WHAT YOU ARE ASKED TO DO – From the listing below, select every line where the word "Agcaoili" appears.

Recorded data:
-.-.-

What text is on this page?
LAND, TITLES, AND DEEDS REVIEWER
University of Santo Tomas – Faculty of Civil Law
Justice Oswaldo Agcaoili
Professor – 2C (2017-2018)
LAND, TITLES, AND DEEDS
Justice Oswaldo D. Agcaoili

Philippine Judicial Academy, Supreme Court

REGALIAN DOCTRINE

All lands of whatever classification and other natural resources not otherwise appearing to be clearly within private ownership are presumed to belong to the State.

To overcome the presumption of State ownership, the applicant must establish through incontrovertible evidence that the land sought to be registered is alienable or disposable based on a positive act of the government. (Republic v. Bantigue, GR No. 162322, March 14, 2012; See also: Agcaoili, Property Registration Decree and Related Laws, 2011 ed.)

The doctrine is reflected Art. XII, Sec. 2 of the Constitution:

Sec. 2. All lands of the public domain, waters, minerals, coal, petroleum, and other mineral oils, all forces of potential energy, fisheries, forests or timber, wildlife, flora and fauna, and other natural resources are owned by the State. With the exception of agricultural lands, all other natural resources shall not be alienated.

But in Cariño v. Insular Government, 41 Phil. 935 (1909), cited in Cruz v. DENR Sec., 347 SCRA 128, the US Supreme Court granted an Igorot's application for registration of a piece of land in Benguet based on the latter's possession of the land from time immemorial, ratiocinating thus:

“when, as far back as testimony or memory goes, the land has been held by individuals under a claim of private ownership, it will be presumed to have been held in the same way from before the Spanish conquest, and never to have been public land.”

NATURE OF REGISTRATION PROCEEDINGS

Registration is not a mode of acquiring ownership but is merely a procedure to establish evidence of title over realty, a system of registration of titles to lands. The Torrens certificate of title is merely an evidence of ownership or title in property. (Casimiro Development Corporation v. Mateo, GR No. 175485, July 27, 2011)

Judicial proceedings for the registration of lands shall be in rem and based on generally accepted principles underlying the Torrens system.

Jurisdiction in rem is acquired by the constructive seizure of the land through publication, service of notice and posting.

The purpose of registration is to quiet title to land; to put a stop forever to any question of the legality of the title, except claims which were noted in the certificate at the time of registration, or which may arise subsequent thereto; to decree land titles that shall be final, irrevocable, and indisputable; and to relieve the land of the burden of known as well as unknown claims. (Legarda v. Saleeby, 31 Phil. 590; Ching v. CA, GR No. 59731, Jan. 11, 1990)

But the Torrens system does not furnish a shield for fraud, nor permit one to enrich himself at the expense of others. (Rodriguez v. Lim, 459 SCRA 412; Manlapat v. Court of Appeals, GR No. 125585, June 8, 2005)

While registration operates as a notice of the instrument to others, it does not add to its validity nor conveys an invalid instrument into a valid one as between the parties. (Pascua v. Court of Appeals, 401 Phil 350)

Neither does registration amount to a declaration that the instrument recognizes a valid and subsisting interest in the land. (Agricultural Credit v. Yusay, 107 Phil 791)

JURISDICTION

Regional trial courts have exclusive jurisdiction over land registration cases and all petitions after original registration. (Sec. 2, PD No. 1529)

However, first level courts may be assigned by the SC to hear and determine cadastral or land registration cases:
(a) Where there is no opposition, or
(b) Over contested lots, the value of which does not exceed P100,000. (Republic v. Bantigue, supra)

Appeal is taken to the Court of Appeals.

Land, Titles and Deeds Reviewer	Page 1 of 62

-.-.-

EXERCISE SOLUTION –
Justice Oswaldo Agcaoili
Justice Oswaldo D. Agcaoili
To overcome the presumption of State ownership, the applicant must establish through incontrovertible evidence that the land sought to be registered is alienable or disposable based on a positive act of the government. (Republic v. Bantigue, GR No. 162322, March 14, 2012; See also: Agcaoili, Property Registration Decree and Related Laws, 2011 ed.)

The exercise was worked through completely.